Job = Copy the records that follow exactly as written, but not their pictures.

Records provided =

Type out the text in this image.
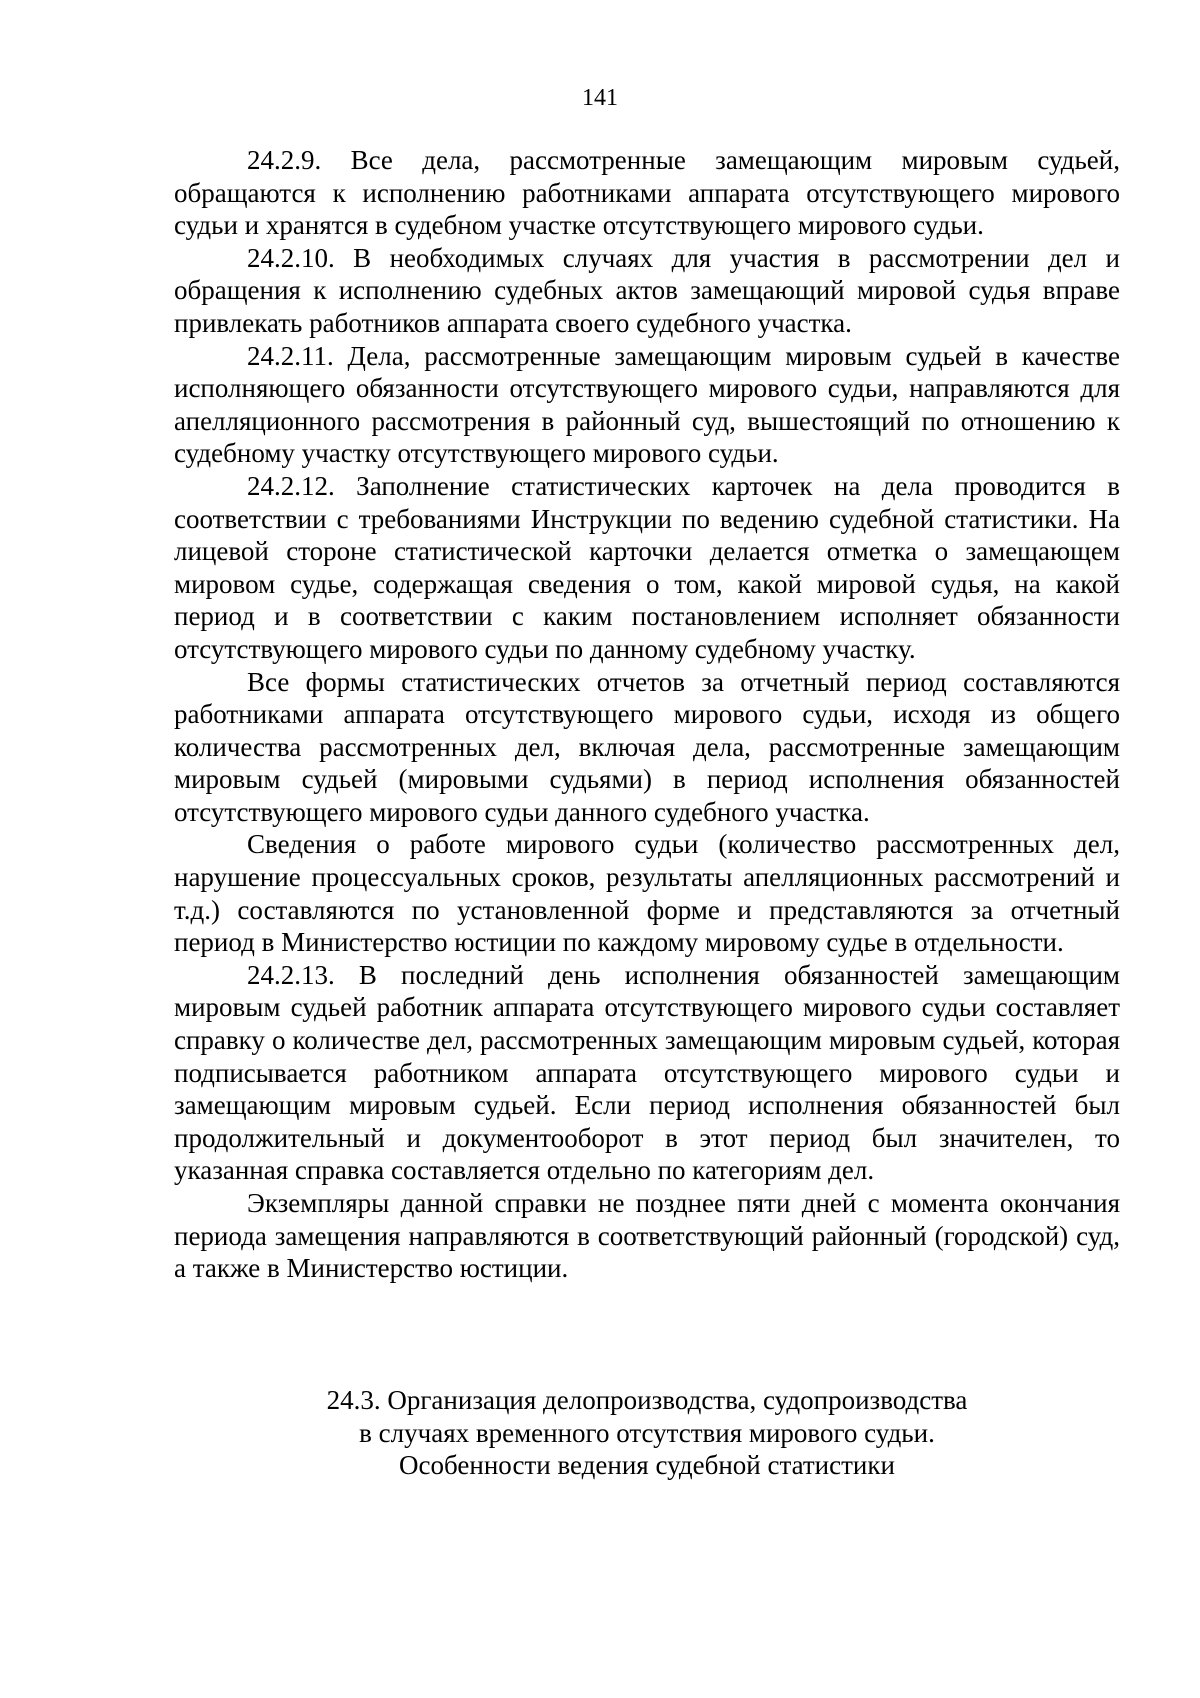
141

24.2.9. Все дела, рассмотренные замещающим мировым судьей, обращаются к исполнению работниками аппарата отсутствующего мирового судьи и хранятся в судебном участке отсутствующего мирового судьи.

24.2.10. В необходимых случаях для участия в рассмотрении дел и обращения к исполнению судебных актов замещающий мировой судья вправе привлекать работников аппарата своего судебного участка.

24.2.11. Дела, рассмотренные замещающим мировым судьей в качестве исполняющего обязанности отсутствующего мирового судьи, направляются для апелляционного рассмотрения в районный суд, вышестоящий по отношению к судебному участку отсутствующего мирового судьи.

24.2.12. Заполнение статистических карточек на дела проводится в соответствии с требованиями Инструкции по ведению судебной статистики. На лицевой стороне статистической карточки делается отметка о замещающем мировом судье, содержащая сведения о том, какой мировой судья, на какой период и в соответствии с каким постановлением исполняет обязанности отсутствующего мирового судьи по данному судебному участку.

Все формы статистических отчетов за отчетный период составляются работниками аппарата отсутствующего мирового судьи, исходя из общего количества рассмотренных дел, включая дела, рассмотренные замещающим мировым судьей (мировыми судьями) в период исполнения обязанностей отсутствующего мирового судьи данного судебного участка.

Сведения о работе мирового судьи (количество рассмотренных дел, нарушение процессуальных сроков, результаты апелляционных рассмотрений и т.д.) составляются по установленной форме и представляются за отчетный период в Министерство юстиции по каждому мировому судье в отдельности.

24.2.13. В последний день исполнения обязанностей замещающим мировым судьей работник аппарата отсутствующего мирового судьи составляет справку о количестве дел, рассмотренных замещающим мировым судьей, которая подписывается работником аппарата отсутствующего мирового судьи и замещающим мировым судьей. Если период исполнения обязанностей был продолжительный и документооборот в этот период был значителен, то указанная справка составляется отдельно по категориям дел.

Экземпляры данной справки не позднее пяти дней с момента окончания периода замещения направляются в соответствующий районный (городской) суд, а также в Министерство юстиции.

24.3. Организация делопроизводства, судопроизводства
в случаях временного отсутствия мирового судьи.
Особенности ведения судебной статистики
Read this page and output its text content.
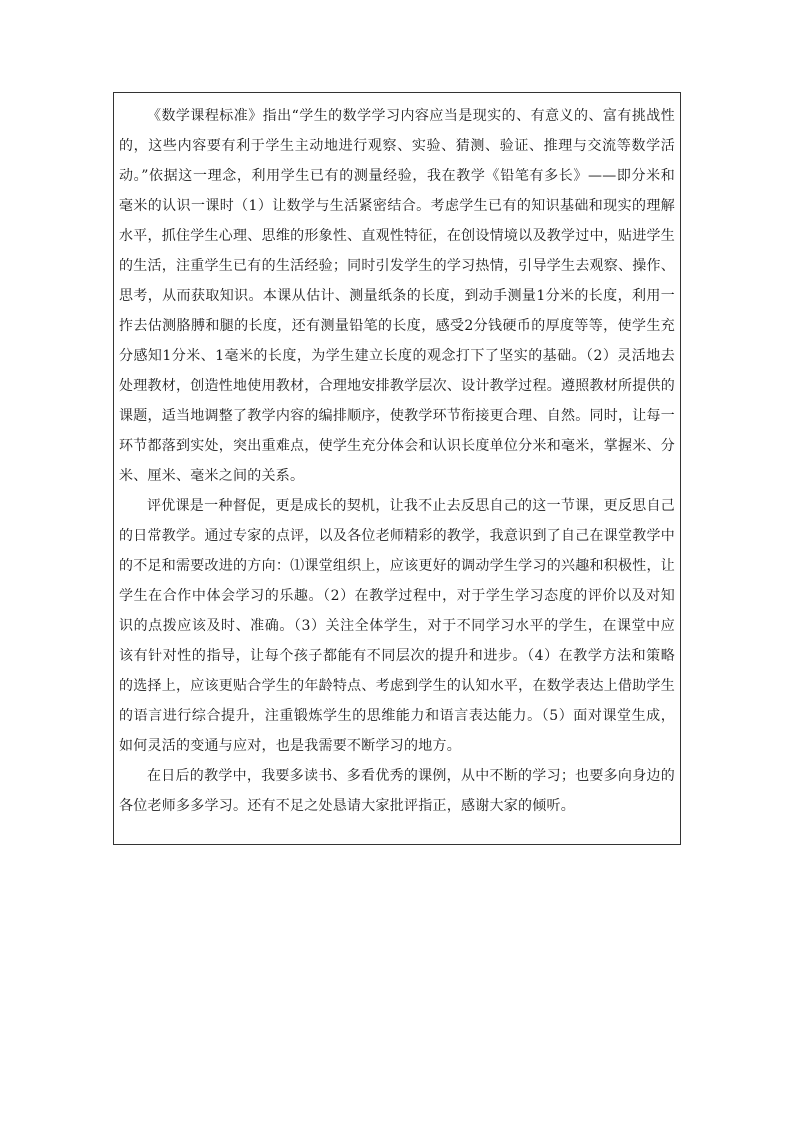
《数学课程标准》指出“学生的数学学习内容应当是现实的、有意义的、富有挑战性的，这些内容要有利于学生主动地进行观察、实验、猜测、验证、推理与交流等数学活动。”依据这一理念，利用学生已有的测量经验，我在教学《铅笔有多长》——即分米和毫米的认识一课时（1）让数学与生活紧密结合。考虑学生已有的知识基础和现实的理解水平，抓住学生心理、思维的形象性、直观性特征，在创设情境以及教学过中，贴进学生的生活，注重学生已有的生活经验；同时引发学生的学习热情，引导学生去观察、操作、思考，从而获取知识。本课从估计、测量纸条的长度，到动手测量1分米的长度，利用一拃去估测胳膊和腿的长度，还有测量铅笔的长度，感受2分钱硬币的厚度等等，使学生充分感知1分米、1毫米的长度，为学生建立长度的观念打下了坚实的基础。（2）灵活地去处理教材，创造性地使用教材，合理地安排教学层次、设计教学过程。遵照教材所提供的课题，适当地调整了教学内容的编排顺序，使教学环节衔接更合理、自然。同时，让每一环节都落到实处，突出重难点，使学生充分体会和认识长度单位分米和毫米，掌握米、分米、厘米、毫米之间的关系。

评优课是一种督促，更是成长的契机，让我不止去反思自己的这一节课，更反思自己的日常教学。通过专家的点评，以及各位老师精彩的教学，我意识到了自己在课堂教学中的不足和需要改进的方向：⑴课堂组织上，应该更好的调动学生学习的兴趣和积极性，让学生在合作中体会学习的乐趣。（2）在教学过程中，对于学生学习态度的评价以及对知识的点拨应该及时、准确。（3）关注全体学生，对于不同学习水平的学生，在课堂中应该有针对性的指导，让每个孩子都能有不同层次的提升和进步。（4）在教学方法和策略的选择上，应该更贴合学生的年龄特点、考虑到学生的认知水平，在数学表达上借助学生的语言进行综合提升，注重锻炼学生的思维能力和语言表达能力。（5）面对课堂生成，如何灵活的变通与应对，也是我需要不断学习的地方。

在日后的教学中，我要多读书、多看优秀的课例，从中不断的学习；也要多向身边的各位老师多多学习。还有不足之处恳请大家批评指正，感谢大家的倾听。
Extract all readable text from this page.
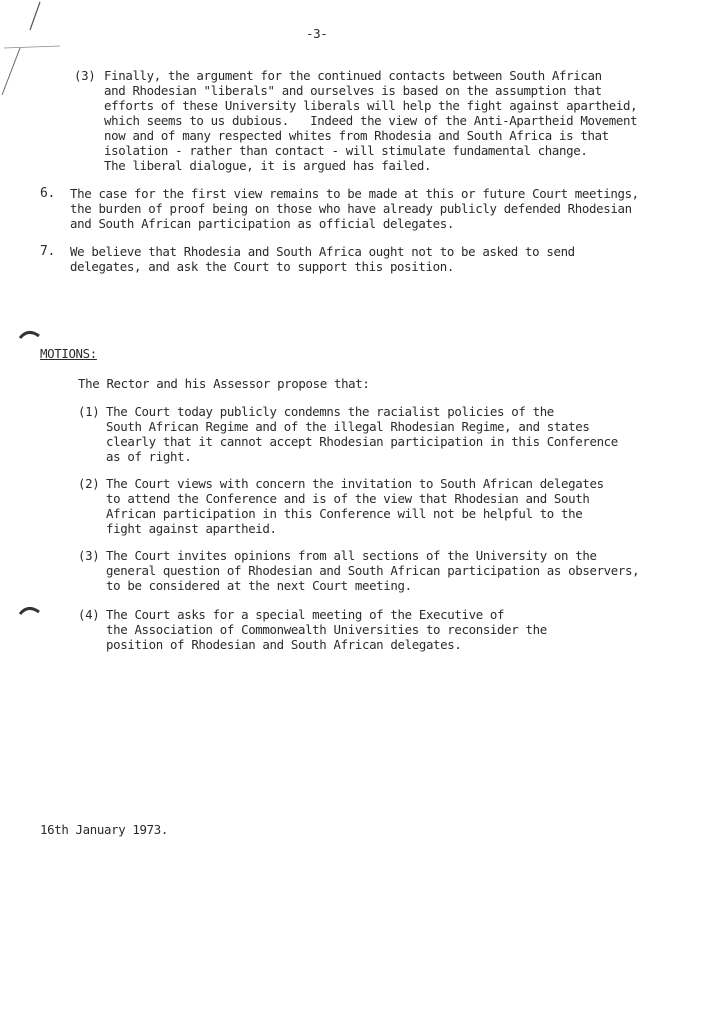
-3-
(3) Finally, the argument for the continued contacts between South African
and Rhodesian "liberals" and ourselves is based on the assumption that
efforts of these University liberals will help the fight against apartheid,
which seems to us dubious.   Indeed the view of the Anti-Apartheid Movement
now and of many respected whites from Rhodesia and South Africa is that
isolation - rather than contact - will stimulate fundamental change.
The liberal dialogue, it is argued has failed.
6. The case for the first view remains to be made at this or future Court meetings,
the burden of proof being on those who have already publicly defended Rhodesian
and South African participation as official delegates.
7. We believe that Rhodesia and South Africa ought not to be asked to send
delegates, and ask the Court to support this position.
MOTIONS:
The Rector and his Assessor propose that:
(1) The Court today publicly condemns the racialist policies of the
South African Regime and of the illegal Rhodesian Regime, and states
clearly that it cannot accept Rhodesian participation in this Conference
as of right.
(2) The Court views with concern the invitation to South African delegates
to attend the Conference and is of the view that Rhodesian and South
African participation in this Conference will not be helpful to the
fight against apartheid.
(3) The Court invites opinions from all sections of the University on the
general question of Rhodesian and South African participation as observers,
to be considered at the next Court meeting.
(4) The Court asks for a special meeting of the Executive of
the Association of Commonwealth Universities to reconsider the
position of Rhodesian and South African delegates.
16th January 1973.
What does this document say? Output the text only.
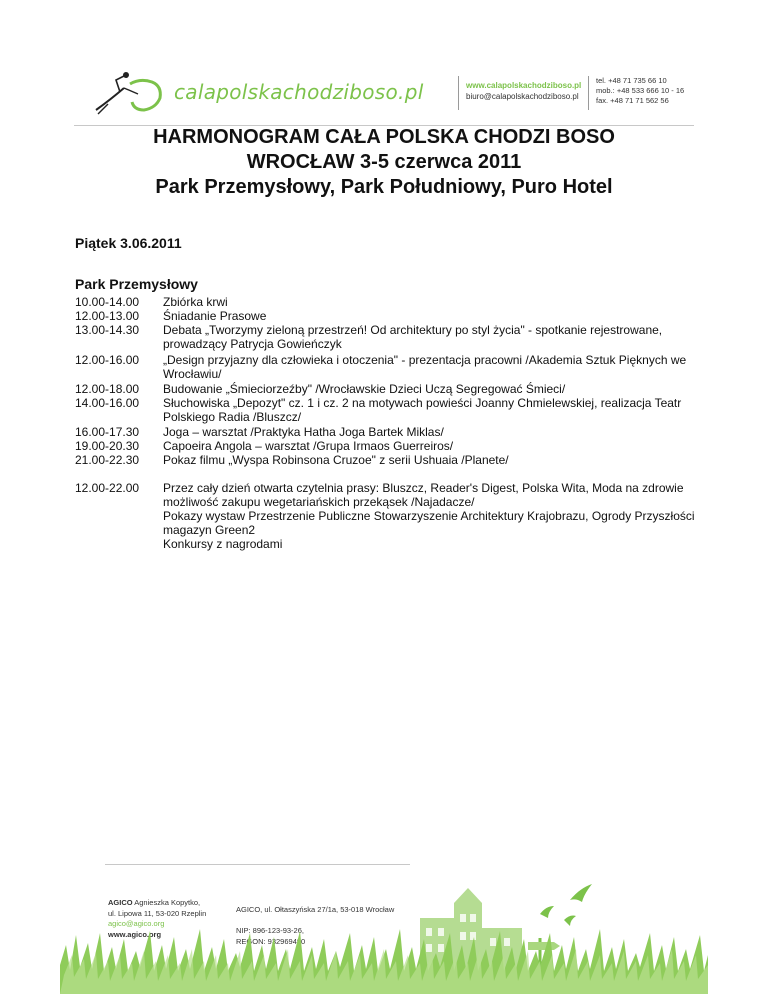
calapolskachodziboso.pl	www.calapolskachodziboso.pl
biuro@calapolskachodziboso.pl
tel. +48 71 735 66 10
mob.: +48 533 666 10 - 16
fax. +48 71 71 562 56
HARMONOGRAM CAŁA POLSKA CHODZI BOSO
WROCŁAW 3-5 czerwca 2011
Park Przemysłowy, Park Południowy, Puro Hotel
Piątek 3.06.2011
Park Przemysłowy
10.00-14.00	Zbiórka krwi
12.00-13.00	Śniadanie Prasowe
13.00-14.30	Debata „Tworzymy zieloną przestrzeń! Od architektury po styl życia" - spotkanie rejestrowane, prowadzący Patrycja Gowieńczyk
12.00-16.00	„Design przyjazny dla człowieka i otoczenia" - prezentacja pracowni /Akademia Sztuk Pięknych we Wrocławiu/
12.00-18.00	Budowanie „Śmieciorzeźby" /Wrocławskie Dzieci Uczą Segregować Śmieci/
14.00-16.00	Słuchowiska „Depozyt" cz. 1 i cz. 2 na motywach powieści Joanny Chmielewskiej, realizacja Teatr Polskiego Radia /Bluszcz/
16.00-17.30	Joga – warsztat /Praktyka Hatha Joga Bartek Miklas/
19.00-20.30	Capoeira Angola – warsztat /Grupa Irmaos Guerreiros/
21.00-22.30	Pokaz filmu „Wyspa Robinsona Cruzoe" z serii Ushuaia /Planete/
12.00-22.00	Przez cały dzień otwarta czytelnia prasy: Bluszcz, Reader's Digest, Polska Wita, Moda na zdrowie
możliwość zakupu wegetariańskich przekąsek /Najadacze/
Pokazy wystaw Przestrzenie Publiczne Stowarzyszenie Architektury Krajobrazu, Ogrody Przyszłości magazyn Green2
Konkursy z nagrodami
AGICO Agnieszka Kopytko,
ul. Lipowa 11, 53-020 Rzeplin
agico@agico.org
www.agico.org
AGICO, ul. Ołtaszyńska 27/1a, 53-018 Wrocław
NIP: 896-123-93-26,
REGON: 932969490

Solution for this task =
Type out the text in this image.
141

24.2.9. Все дела, рассмотренные замещающим мировым судьей, обращаются к исполнению работниками аппарата отсутствующего мирового судьи и хранятся в судебном участке отсутствующего мирового судьи.

24.2.10. В необходимых случаях для участия в рассмотрении дел и обращения к исполнению судебных актов замещающий мировой судья вправе привлекать работников аппарата своего судебного участка.

24.2.11. Дела, рассмотренные замещающим мировым судьей в качестве исполняющего обязанности отсутствующего мирового судьи, направляются для апелляционного рассмотрения в районный суд, вышестоящий по отношению к судебному участку отсутствующего мирового судьи.

24.2.12. Заполнение статистических карточек на дела проводится в соответствии с требованиями Инструкции по ведению судебной статистики. На лицевой стороне статистической карточки делается отметка о замещающем мировом судье, содержащая сведения о том, какой мировой судья, на какой период и в соответствии с каким постановлением исполняет обязанности отсутствующего мирового судьи по данному судебному участку.

Все формы статистических отчетов за отчетный период составляются работниками аппарата отсутствующего мирового судьи, исходя из общего количества рассмотренных дел, включая дела, рассмотренные замещающим мировым судьей (мировыми судьями) в период исполнения обязанностей отсутствующего мирового судьи данного судебного участка.

Сведения о работе мирового судьи (количество рассмотренных дел, нарушение процессуальных сроков, результаты апелляционных рассмотрений и т.д.) составляются по установленной форме и представляются за отчетный период в Министерство юстиции по каждому мировому судье в отдельности.

24.2.13. В последний день исполнения обязанностей замещающим мировым судьей работник аппарата отсутствующего мирового судьи составляет справку о количестве дел, рассмотренных замещающим мировым судьей, которая подписывается работником аппарата отсутствующего мирового судьи и замещающим мировым судьей. Если период исполнения обязанностей был продолжительный и документооборот в этот период был значителен, то указанная справка составляется отдельно по категориям дел.

Экземпляры данной справки не позднее пяти дней с момента окончания периода замещения направляются в соответствующий районный (городской) суд, а также в Министерство юстиции.

24.3. Организация делопроизводства, судопроизводства
в случаях временного отсутствия мирового судьи.
Особенности ведения судебной статистики
Read this page and output its text content.
《数学课程标准》指出“学生的数学学习内容应当是现实的、有意义的、富有挑战性的，这些内容要有利于学生主动地进行观察、实验、猜测、验证、推理与交流等数学活动。”依据这一理念，利用学生已有的测量经验，我在教学《铅笔有多长》——即分米和毫米的认识一课时（1）让数学与生活紧密结合。考虑学生已有的知识基础和现实的理解水平，抓住学生心理、思维的形象性、直观性特征，在创设情境以及教学过中，贴进学生的生活，注重学生已有的生活经验；同时引发学生的学习热情，引导学生去观察、操作、思考，从而获取知识。本课从估计、测量纸条的长度，到动手测量1分米的长度，利用一拃去估测胳膊和腿的长度，还有测量铅笔的长度，感受2分钱硬币的厚度等等，使学生充分感知1分米、1毫米的长度，为学生建立长度的观念打下了坚实的基础。（2）灵活地去处理教材，创造性地使用教材，合理地安排教学层次、设计教学过程。遵照教材所提供的课题，适当地调整了教学内容的编排顺序，使教学环节衔接更合理、自然。同时，让每一环节都落到实处，突出重难点，使学生充分体会和认识长度单位分米和毫米，掌握米、分米、厘米、毫米之间的关系。

评优课是一种督促，更是成长的契机，让我不止去反思自己的这一节课，更反思自己的日常教学。通过专家的点评，以及各位老师精彩的教学，我意识到了自己在课堂教学中的不足和需要改进的方向：⑴课堂组织上，应该更好的调动学生学习的兴趣和积极性，让学生在合作中体会学习的乐趣。（2）在教学过程中，对于学生学习态度的评价以及对知识的点拨应该及时、准确。（3）关注全体学生，对于不同学习水平的学生，在课堂中应该有针对性的指导，让每个孩子都能有不同层次的提升和进步。（4）在教学方法和策略的选择上，应该更贴合学生的年龄特点、考虑到学生的认知水平，在数学表达上借助学生的语言进行综合提升，注重锻炼学生的思维能力和语言表达能力。（5）面对课堂生成，如何灵活的变通与应对，也是我需要不断学习的地方。

在日后的教学中，我要多读书、多看优秀的课例，从中不断的学习；也要多向身边的各位老师多多学习。还有不足之处恳请大家批评指正，感谢大家的倾听。
Extract all readable text from this page.
-3-
(3) Finally, the argument for the continued contacts between South African
and Rhodesian "liberals" and ourselves is based on the assumption that
efforts of these University liberals will help the fight against apartheid,
which seems to us dubious.   Indeed the view of the Anti-Apartheid Movement
now and of many respected whites from Rhodesia and South Africa is that
isolation - rather than contact - will stimulate fundamental change.
The liberal dialogue, it is argued has failed.
6. The case for the first view remains to be made at this or future Court meetings,
the burden of proof being on those who have already publicly defended Rhodesian
and South African participation as official delegates.
7. We believe that Rhodesia and South Africa ought not to be asked to send
delegates, and ask the Court to support this position.
MOTIONS:
The Rector and his Assessor propose that:
(1) The Court today publicly condemns the racialist policies of the
South African Regime and of the illegal Rhodesian Regime, and states
clearly that it cannot accept Rhodesian participation in this Conference
as of right.
(2) The Court views with concern the invitation to South African delegates
to attend the Conference and is of the view that Rhodesian and South
African participation in this Conference will not be helpful to the
fight against apartheid.
(3) The Court invites opinions from all sections of the University on the
general question of Rhodesian and South African participation as observers,
to be considered at the next Court meeting.
(4) The Court asks for a special meeting of the Executive of
the Association of Commonwealth Universities to reconsider the
position of Rhodesian and South African delegates.
16th January 1973.
What does this document say? Output the text only.
calapolskachodziboso.pl	www.calapolskachodziboso.pl
biuro@calapolskachodziboso.pl
tel. +48 71 735 66 10
mob.: +48 533 666 10 - 16
fax. +48 71 71 562 56
HARMONOGRAM CAŁA POLSKA CHODZI BOSO
WROCŁAW 3-5 czerwca 2011
Park Przemysłowy, Park Południowy, Puro Hotel
Piątek 3.06.2011
Park Przemysłowy
10.00-14.00	Zbiórka krwi
12.00-13.00	Śniadanie Prasowe
13.00-14.30	Debata „Tworzymy zieloną przestrzeń! Od architektury po styl życia" - spotkanie rejestrowane, prowadzący Patrycja Gowieńczyk
12.00-16.00	„Design przyjazny dla człowieka i otoczenia" - prezentacja pracowni /Akademia Sztuk Pięknych we Wrocławiu/
12.00-18.00	Budowanie „Śmieciorzeźby" /Wrocławskie Dzieci Uczą Segregować Śmieci/
14.00-16.00	Słuchowiska „Depozyt" cz. 1 i cz. 2 na motywach powieści Joanny Chmielewskiej, realizacja Teatr Polskiego Radia /Bluszcz/
16.00-17.30	Joga – warsztat /Praktyka Hatha Joga Bartek Miklas/
19.00-20.30	Capoeira Angola – warsztat /Grupa Irmaos Guerreiros/
21.00-22.30	Pokaz filmu „Wyspa Robinsona Cruzoe" z serii Ushuaia /Planete/
12.00-22.00	Przez cały dzień otwarta czytelnia prasy: Bluszcz, Reader's Digest, Polska Wita, Moda na zdrowie
możliwość zakupu wegetariańskich przekąsek /Najadacze/
Pokazy wystaw Przestrzenie Publiczne Stowarzyszenie Architektury Krajobrazu, Ogrody Przyszłości magazyn Green2
Konkursy z nagrodami
AGICO Agnieszka Kopytko,
ul. Lipowa 11, 53-020 Rzeplin
agico@agico.org
www.agico.org
AGICO, ul. Ołtaszyńska 27/1a, 53-018 Wrocław
NIP: 896-123-93-26,
REGON: 932969490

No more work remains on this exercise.